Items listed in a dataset

═══

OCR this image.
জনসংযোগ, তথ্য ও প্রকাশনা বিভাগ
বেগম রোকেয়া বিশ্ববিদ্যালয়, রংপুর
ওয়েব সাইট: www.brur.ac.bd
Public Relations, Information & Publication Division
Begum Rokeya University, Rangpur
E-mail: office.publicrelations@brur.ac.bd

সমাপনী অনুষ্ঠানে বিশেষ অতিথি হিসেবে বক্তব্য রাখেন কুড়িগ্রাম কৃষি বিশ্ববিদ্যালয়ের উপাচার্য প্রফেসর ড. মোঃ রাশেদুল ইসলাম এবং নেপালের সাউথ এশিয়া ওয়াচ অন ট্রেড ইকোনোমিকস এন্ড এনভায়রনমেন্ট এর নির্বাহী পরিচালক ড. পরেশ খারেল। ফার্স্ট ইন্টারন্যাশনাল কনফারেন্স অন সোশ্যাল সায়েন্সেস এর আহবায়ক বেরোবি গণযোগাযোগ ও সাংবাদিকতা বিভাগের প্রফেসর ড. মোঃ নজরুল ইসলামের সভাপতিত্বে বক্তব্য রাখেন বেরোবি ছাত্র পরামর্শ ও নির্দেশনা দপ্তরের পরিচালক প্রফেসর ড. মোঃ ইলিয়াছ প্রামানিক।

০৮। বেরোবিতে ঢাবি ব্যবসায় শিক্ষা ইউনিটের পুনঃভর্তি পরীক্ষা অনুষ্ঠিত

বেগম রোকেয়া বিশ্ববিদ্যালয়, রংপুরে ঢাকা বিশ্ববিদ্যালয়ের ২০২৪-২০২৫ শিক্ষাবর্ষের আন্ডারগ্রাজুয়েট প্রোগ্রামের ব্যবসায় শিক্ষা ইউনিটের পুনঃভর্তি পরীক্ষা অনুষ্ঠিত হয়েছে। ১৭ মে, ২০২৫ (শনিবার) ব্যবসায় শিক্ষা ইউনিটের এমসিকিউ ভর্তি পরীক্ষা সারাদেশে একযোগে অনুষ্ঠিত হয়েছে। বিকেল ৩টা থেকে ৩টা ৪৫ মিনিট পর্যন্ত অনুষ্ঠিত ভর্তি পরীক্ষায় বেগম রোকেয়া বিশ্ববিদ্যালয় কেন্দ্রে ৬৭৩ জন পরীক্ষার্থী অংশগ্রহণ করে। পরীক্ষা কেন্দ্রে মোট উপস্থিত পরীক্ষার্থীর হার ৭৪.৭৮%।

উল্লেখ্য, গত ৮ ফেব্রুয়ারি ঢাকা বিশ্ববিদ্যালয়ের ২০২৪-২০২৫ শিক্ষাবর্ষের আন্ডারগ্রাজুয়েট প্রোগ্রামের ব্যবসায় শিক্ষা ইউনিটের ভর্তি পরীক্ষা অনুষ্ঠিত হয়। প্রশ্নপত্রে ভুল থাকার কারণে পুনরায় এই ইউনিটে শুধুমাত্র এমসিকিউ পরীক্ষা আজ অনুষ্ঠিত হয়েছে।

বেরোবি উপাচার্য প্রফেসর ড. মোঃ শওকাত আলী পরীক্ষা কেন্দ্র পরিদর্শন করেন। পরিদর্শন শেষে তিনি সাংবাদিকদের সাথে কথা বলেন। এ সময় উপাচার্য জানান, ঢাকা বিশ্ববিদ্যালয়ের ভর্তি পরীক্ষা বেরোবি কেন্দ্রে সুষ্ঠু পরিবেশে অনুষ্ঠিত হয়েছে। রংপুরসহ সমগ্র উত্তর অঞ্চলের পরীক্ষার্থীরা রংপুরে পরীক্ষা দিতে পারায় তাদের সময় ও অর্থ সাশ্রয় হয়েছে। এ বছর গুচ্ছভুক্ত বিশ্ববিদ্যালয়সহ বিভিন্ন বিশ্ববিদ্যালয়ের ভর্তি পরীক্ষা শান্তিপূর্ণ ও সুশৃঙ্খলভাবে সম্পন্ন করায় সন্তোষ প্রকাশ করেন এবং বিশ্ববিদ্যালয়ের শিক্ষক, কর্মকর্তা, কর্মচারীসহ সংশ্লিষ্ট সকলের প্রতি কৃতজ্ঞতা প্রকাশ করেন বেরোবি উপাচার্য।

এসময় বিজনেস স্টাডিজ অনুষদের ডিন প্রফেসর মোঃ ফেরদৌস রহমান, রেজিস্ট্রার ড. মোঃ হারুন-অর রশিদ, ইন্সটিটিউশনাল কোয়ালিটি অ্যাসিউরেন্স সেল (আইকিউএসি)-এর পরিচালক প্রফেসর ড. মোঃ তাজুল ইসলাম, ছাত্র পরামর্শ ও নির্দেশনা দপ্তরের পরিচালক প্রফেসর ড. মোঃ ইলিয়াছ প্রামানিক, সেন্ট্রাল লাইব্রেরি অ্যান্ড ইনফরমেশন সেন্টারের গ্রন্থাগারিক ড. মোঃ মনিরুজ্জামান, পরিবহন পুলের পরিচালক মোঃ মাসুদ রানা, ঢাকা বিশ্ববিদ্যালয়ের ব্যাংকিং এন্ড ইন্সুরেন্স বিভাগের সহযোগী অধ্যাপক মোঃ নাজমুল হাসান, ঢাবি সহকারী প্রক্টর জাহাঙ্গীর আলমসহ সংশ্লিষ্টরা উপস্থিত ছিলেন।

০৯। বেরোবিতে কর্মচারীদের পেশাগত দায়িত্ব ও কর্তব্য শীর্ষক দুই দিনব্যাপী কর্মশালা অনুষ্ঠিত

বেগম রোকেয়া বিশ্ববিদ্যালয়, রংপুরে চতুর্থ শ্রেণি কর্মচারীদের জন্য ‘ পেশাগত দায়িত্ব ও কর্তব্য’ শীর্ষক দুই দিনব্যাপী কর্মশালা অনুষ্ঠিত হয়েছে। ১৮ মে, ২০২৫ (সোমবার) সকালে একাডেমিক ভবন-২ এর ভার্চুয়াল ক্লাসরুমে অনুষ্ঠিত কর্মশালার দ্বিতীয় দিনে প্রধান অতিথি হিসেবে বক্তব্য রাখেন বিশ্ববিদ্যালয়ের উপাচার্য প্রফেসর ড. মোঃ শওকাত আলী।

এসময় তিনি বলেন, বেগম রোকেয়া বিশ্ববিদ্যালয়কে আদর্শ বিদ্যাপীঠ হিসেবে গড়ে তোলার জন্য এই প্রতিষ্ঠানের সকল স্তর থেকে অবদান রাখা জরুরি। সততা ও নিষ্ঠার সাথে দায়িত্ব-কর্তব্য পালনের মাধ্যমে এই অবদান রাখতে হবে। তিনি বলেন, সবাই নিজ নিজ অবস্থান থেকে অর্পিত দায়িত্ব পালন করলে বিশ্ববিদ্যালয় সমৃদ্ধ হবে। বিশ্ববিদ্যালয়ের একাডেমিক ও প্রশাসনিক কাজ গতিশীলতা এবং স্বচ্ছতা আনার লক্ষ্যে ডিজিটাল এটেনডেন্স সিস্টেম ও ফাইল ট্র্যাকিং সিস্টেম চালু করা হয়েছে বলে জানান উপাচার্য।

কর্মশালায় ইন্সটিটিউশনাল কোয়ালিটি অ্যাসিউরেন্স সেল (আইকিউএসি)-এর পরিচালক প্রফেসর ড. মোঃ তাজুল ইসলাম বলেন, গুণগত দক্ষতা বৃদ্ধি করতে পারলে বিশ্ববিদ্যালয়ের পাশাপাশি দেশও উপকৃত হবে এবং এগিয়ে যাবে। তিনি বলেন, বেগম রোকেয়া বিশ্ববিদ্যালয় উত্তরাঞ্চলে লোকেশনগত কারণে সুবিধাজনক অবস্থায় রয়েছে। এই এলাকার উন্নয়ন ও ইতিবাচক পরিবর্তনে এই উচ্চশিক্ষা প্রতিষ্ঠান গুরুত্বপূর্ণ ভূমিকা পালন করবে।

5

═══

— What to do —
Transcribe the whole listing with nothing added or left out.

— Output below —
OCR this image.
জনসংযোগ, তথ্য ও প্রকাশনা বিভাগ
বেগম রোকেয়া বিশ্ববিদ্যালয়, রংপুর
ওয়েব সাইট: www.brur.ac.bd
Public Relations, Information & Publication Division
Begum Rokeya University, Rangpur
E-mail: office.publicrelations@brur.ac.bd

সমাপনী অনুষ্ঠানে বিশেষ অতিথি হিসেবে বক্তব্য রাখেন কুড়িগ্রাম কৃষি বিশ্ববিদ্যালয়ের উপাচার্য প্রফেসর ড. মোঃ রাশেদুল ইসলাম এবং নেপালের সাউথ এশিয়া ওয়াচ অন ট্রেড ইকোনোমিকস এন্ড এনভায়রনমেন্ট এর নির্বাহী পরিচালক ড. পরেশ খারেল। ফার্স্ট ইন্টারন্যাশনাল কনফারেন্স অন সোশ্যাল সায়েন্সেস এর আহবায়ক বেরোবি গণযোগাযোগ ও সাংবাদিকতা বিভাগের প্রফেসর ড. মোঃ নজরুল ইসলামের সভাপতিত্বে বক্তব্য রাখেন বেরোবি ছাত্র পরামর্শ ও নির্দেশনা দপ্তরের পরিচালক প্রফেসর ড. মোঃ ইলিয়াছ প্রামানিক।

০৮। বেরোবিতে ঢাবি ব্যবসায় শিক্ষা ইউনিটের পুনঃভর্তি পরীক্ষা অনুষ্ঠিত

বেগম রোকেয়া বিশ্ববিদ্যালয়, রংপুরে ঢাকা বিশ্ববিদ্যালয়ের ২০২৪-২০২৫ শিক্ষাবর্ষের আন্ডারগ্রাজুয়েট প্রোগ্রামের ব্যবসায় শিক্ষা ইউনিটের পুনঃভর্তি পরীক্ষা অনুষ্ঠিত হয়েছে। ১৭ মে, ২০২৫ (শনিবার) ব্যবসায় শিক্ষা ইউনিটের এমসিকিউ ভর্তি পরীক্ষা সারাদেশে একযোগে অনুষ্ঠিত হয়েছে। বিকেল ৩টা থেকে ৩টা ৪৫ মিনিট পর্যন্ত অনুষ্ঠিত ভর্তি পরীক্ষায় বেগম রোকেয়া বিশ্ববিদ্যালয় কেন্দ্রে ৬৭৩ জন পরীক্ষার্থী অংশগ্রহণ করে। পরীক্ষা কেন্দ্রে মোট উপস্থিত পরীক্ষার্থীর হার ৭৪.৭৮%।

উল্লেখ্য, গত ৮ ফেব্রুয়ারি ঢাকা বিশ্ববিদ্যালয়ের ২০২৪-২০২৫ শিক্ষাবর্ষের আন্ডারগ্রাজুয়েট প্রোগ্রামের ব্যবসায় শিক্ষা ইউনিটের ভর্তি পরীক্ষা অনুষ্ঠিত হয়। প্রশ্নপত্রে ভুল থাকার কারণে পুনরায় এই ইউনিটে শুধুমাত্র এমসিকিউ পরীক্ষা আজ অনুষ্ঠিত হয়েছে।

বেরোবি উপাচার্য প্রফেসর ড. মোঃ শওকাত আলী পরীক্ষা কেন্দ্র পরিদর্শন করেন। পরিদর্শন শেষে তিনি সাংবাদিকদের সাথে কথা বলেন। এ সময় উপাচার্য জানান, ঢাকা বিশ্ববিদ্যালয়ের ভর্তি পরীক্ষা বেরোবি কেন্দ্রে সুষ্ঠু পরিবেশে অনুষ্ঠিত হয়েছে। রংপুরসহ সমগ্র উত্তর অঞ্চলের পরীক্ষার্থীরা রংপুরে পরীক্ষা দিতে পারায় তাদের সময় ও অর্থ সাশ্রয় হয়েছে। এ বছর গুচ্ছভুক্ত বিশ্ববিদ্যালয়সহ বিভিন্ন বিশ্ববিদ্যালয়ের ভর্তি পরীক্ষা শান্তিপূর্ণ ও সুশৃঙ্খলভাবে সম্পন্ন করায় সন্তোষ প্রকাশ করেন এবং বিশ্ববিদ্যালয়ের শিক্ষক, কর্মকর্তা, কর্মচারীসহ সংশ্লিষ্ট সকলের প্রতি কৃতজ্ঞতা প্রকাশ করেন বেরোবি উপাচার্য।

এসময় বিজনেস স্টাডিজ অনুষদের ডিন প্রফেসর মোঃ ফেরদৌস রহমান, রেজিস্ট্রার ড. মোঃ হারুন-অর রশিদ, ইন্সটিটিউশনাল কোয়ালিটি অ্যাসিউরেন্স সেল (আইকিউএসি)-এর পরিচালক প্রফেসর ড. মোঃ তাজুল ইসলাম, ছাত্র পরামর্শ ও নির্দেশনা দপ্তরের পরিচালক প্রফেসর ড. মোঃ ইলিয়াছ প্রামানিক, সেন্ট্রাল লাইব্রেরি অ্যান্ড ইনফরমেশন সেন্টারের গ্রন্থাগারিক ড. মোঃ মনিরুজ্জামান, পরিবহন পুলের পরিচালক মোঃ মাসুদ রানা, ঢাকা বিশ্ববিদ্যালয়ের ব্যাংকিং এন্ড ইন্সুরেন্স বিভাগের সহযোগী অধ্যাপক মোঃ নাজমুল হাসান, ঢাবি সহকারী প্রক্টর জাহাঙ্গীর আলমসহ সংশ্লিষ্টরা উপস্থিত ছিলেন।

০৯। বেরোবিতে কর্মচারীদের পেশাগত দায়িত্ব ও কর্তব্য শীর্ষক দুই দিনব্যাপী কর্মশালা অনুষ্ঠিত

বেগম রোকেয়া বিশ্ববিদ্যালয়, রংপুরে চতুর্থ শ্রেণি কর্মচারীদের জন্য ‘ পেশাগত দায়িত্ব ও কর্তব্য’ শীর্ষক দুই দিনব্যাপী কর্মশালা অনুষ্ঠিত হয়েছে। ১৮ মে, ২০২৫ (সোমবার) সকালে একাডেমিক ভবন-২ এর ভার্চুয়াল ক্লাসরুমে অনুষ্ঠিত কর্মশালার দ্বিতীয় দিনে প্রধান অতিথি হিসেবে বক্তব্য রাখেন বিশ্ববিদ্যালয়ের উপাচার্য প্রফেসর ড. মোঃ শওকাত আলী।

এসময় তিনি বলেন, বেগম রোকেয়া বিশ্ববিদ্যালয়কে আদর্শ বিদ্যাপীঠ হিসেবে গড়ে তোলার জন্য এই প্রতিষ্ঠানের সকল স্তর থেকে অবদান রাখা জরুরি। সততা ও নিষ্ঠার সাথে দায়িত্ব-কর্তব্য পালনের মাধ্যমে এই অবদান রাখতে হবে। তিনি বলেন, সবাই নিজ নিজ অবস্থান থেকে অর্পিত দায়িত্ব পালন করলে বিশ্ববিদ্যালয় সমৃদ্ধ হবে। বিশ্ববিদ্যালয়ের একাডেমিক ও প্রশাসনিক কাজ গতিশীলতা এবং স্বচ্ছতা আনার লক্ষ্যে ডিজিটাল এটেনডেন্স সিস্টেম ও ফাইল ট্র্যাকিং সিস্টেম চালু করা হয়েছে বলে জানান উপাচার্য।

কর্মশালায় ইন্সটিটিউশনাল কোয়ালিটি অ্যাসিউরেন্স সেল (আইকিউএসি)-এর পরিচালক প্রফেসর ড. মোঃ তাজুল ইসলাম বলেন, গুণগত দক্ষতা বৃদ্ধি করতে পারলে বিশ্ববিদ্যালয়ের পাশাপাশি দেশও উপকৃত হবে এবং এগিয়ে যাবে। তিনি বলেন, বেগম রোকেয়া বিশ্ববিদ্যালয় উত্তরাঞ্চলে লোকেশনগত কারণে সুবিধাজনক অবস্থায় রয়েছে। এই এলাকার উন্নয়ন ও ইতিবাচক পরিবর্তনে এই উচ্চশিক্ষা প্রতিষ্ঠান গুরুত্বপূর্ণ ভূমিকা পালন করবে।

5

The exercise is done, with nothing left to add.